··· Data in this exercise

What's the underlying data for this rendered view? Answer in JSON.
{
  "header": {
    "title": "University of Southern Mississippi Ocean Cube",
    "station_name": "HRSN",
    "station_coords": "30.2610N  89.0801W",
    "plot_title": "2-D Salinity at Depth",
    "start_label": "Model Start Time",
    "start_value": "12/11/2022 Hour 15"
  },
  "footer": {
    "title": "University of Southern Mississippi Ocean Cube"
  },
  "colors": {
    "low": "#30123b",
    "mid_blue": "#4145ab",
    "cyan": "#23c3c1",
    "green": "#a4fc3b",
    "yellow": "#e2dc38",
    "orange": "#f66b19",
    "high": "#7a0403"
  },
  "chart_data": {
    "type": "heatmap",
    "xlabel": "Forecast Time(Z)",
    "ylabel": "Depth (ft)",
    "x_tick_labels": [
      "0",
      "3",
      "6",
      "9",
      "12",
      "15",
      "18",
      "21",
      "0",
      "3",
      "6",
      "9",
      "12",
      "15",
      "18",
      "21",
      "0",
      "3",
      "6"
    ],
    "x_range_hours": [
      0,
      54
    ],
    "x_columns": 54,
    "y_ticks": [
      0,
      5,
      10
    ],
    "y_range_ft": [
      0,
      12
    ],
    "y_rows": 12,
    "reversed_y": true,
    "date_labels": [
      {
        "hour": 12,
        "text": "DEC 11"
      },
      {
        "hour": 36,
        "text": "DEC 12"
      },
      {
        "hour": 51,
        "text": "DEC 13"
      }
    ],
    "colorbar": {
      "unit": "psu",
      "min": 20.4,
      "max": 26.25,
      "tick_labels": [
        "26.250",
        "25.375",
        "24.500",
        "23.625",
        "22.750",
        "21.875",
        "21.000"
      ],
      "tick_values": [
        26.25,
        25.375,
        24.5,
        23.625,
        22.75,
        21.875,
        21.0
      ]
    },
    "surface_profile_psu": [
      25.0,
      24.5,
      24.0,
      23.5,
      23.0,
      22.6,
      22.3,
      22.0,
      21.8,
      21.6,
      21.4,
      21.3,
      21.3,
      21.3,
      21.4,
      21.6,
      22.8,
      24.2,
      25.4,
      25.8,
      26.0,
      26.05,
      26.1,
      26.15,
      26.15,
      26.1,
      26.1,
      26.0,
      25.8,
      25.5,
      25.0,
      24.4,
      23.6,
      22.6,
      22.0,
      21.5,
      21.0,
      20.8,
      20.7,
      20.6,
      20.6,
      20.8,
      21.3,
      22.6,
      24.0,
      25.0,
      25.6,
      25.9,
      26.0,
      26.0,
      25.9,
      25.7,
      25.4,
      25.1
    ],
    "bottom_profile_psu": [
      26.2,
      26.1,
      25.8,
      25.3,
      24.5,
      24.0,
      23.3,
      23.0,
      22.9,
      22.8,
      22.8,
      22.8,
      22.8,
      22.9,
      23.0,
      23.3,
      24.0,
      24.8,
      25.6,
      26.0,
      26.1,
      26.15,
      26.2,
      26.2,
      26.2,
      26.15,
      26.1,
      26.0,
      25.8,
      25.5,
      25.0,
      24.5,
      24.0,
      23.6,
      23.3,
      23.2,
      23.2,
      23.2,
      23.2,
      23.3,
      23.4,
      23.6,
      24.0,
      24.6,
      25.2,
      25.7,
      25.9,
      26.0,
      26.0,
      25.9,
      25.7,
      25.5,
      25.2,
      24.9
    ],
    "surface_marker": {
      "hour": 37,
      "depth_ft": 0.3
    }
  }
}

······

- Task description
In the listing above, find each line with the word "Mississippi" and copy it.

- Response to this task
    "title": "University of Southern Mississippi Ocean Cube",
    "title": "University of Southern Mississippi Ocean Cube"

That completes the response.